Records from a collection of figures:

┏━━

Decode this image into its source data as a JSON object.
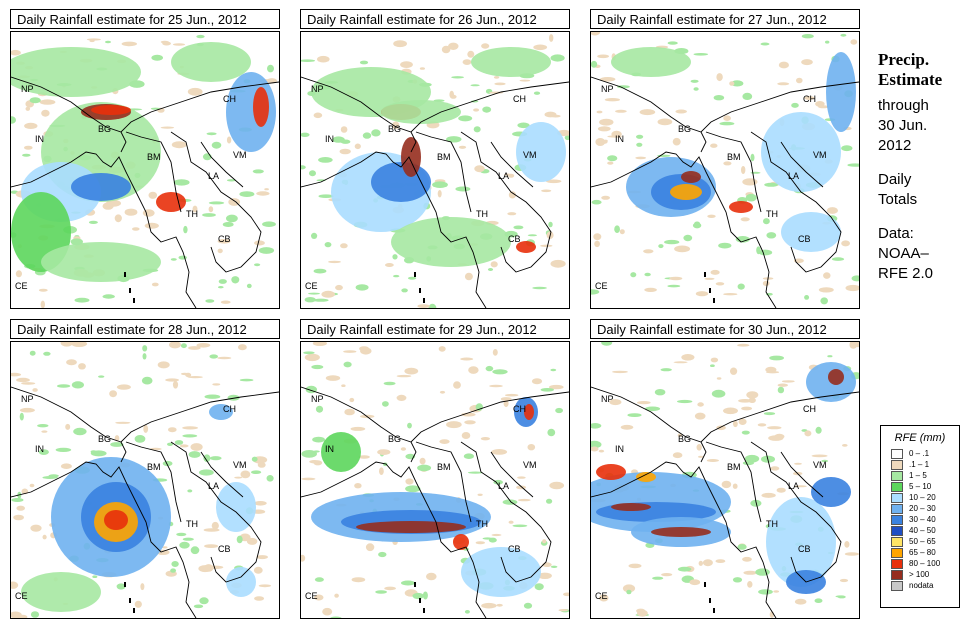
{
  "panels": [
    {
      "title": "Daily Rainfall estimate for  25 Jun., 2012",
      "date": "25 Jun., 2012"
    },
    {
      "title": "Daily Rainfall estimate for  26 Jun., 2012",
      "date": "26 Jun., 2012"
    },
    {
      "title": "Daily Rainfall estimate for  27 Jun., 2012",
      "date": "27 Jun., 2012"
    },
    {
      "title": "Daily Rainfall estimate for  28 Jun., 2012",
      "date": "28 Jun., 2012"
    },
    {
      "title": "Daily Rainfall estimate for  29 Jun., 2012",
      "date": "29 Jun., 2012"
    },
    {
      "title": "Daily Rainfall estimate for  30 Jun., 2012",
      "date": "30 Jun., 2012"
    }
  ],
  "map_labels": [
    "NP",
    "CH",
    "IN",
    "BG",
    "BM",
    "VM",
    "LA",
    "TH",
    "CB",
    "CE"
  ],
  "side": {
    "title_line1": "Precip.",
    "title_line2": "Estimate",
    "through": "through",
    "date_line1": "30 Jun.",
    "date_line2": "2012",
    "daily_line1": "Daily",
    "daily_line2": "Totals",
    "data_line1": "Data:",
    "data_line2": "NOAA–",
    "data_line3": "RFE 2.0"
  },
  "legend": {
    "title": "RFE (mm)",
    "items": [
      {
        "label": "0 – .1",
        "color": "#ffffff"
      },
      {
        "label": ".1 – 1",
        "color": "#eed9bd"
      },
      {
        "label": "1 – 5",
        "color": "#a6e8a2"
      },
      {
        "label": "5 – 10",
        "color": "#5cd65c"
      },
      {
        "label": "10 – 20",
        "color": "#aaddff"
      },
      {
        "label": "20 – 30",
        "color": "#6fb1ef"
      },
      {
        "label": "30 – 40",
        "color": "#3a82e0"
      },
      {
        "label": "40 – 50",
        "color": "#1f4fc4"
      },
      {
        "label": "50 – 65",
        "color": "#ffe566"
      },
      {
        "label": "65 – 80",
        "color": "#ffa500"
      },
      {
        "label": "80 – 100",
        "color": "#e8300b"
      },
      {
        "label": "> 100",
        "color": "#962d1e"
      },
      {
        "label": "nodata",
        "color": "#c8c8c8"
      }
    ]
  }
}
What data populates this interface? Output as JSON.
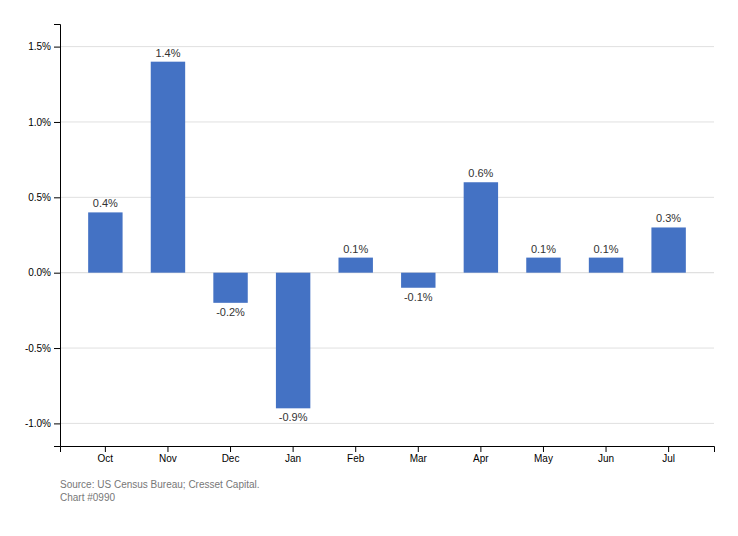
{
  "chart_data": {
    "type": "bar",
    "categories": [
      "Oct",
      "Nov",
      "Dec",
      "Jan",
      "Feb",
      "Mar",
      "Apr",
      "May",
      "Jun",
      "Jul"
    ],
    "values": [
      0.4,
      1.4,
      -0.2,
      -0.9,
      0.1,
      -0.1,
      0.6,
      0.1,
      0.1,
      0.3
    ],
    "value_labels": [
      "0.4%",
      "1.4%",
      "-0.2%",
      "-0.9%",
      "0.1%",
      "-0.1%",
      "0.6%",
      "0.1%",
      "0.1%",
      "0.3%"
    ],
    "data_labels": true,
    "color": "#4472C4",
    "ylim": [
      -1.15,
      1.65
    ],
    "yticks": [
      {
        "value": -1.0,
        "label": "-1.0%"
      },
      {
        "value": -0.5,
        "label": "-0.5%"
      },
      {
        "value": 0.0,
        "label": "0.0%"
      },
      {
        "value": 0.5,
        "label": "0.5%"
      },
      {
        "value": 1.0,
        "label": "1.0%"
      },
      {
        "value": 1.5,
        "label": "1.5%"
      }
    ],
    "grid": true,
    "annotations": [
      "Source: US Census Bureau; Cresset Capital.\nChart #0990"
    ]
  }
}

┗━━
┏━━

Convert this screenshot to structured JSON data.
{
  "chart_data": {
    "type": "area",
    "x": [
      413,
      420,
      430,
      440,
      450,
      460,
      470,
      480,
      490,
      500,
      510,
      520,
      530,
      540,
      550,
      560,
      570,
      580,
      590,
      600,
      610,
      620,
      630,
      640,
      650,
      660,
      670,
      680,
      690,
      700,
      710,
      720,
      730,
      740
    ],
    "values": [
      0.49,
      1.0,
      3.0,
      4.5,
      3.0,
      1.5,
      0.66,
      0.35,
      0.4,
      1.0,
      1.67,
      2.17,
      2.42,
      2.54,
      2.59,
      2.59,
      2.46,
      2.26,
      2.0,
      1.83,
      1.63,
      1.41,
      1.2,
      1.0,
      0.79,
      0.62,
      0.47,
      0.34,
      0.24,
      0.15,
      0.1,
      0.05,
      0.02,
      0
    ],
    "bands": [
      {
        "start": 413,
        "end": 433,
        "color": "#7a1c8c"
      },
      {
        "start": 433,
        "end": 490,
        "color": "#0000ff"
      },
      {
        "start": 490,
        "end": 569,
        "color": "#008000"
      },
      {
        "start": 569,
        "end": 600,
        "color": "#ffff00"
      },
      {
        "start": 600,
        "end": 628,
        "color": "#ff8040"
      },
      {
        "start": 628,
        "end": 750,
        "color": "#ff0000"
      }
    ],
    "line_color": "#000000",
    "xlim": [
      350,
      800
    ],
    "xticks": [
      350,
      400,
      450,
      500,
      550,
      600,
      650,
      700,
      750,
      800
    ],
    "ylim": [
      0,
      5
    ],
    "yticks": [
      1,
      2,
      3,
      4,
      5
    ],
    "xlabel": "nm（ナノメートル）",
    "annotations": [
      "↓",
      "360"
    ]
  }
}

┗━━

In the records above, locate every line with the string "JSON" and copy it.

Decode this image into its source data as a JSON object.
What data populates this interface? Output as JSON.
Convert this screenshot to structured JSON data.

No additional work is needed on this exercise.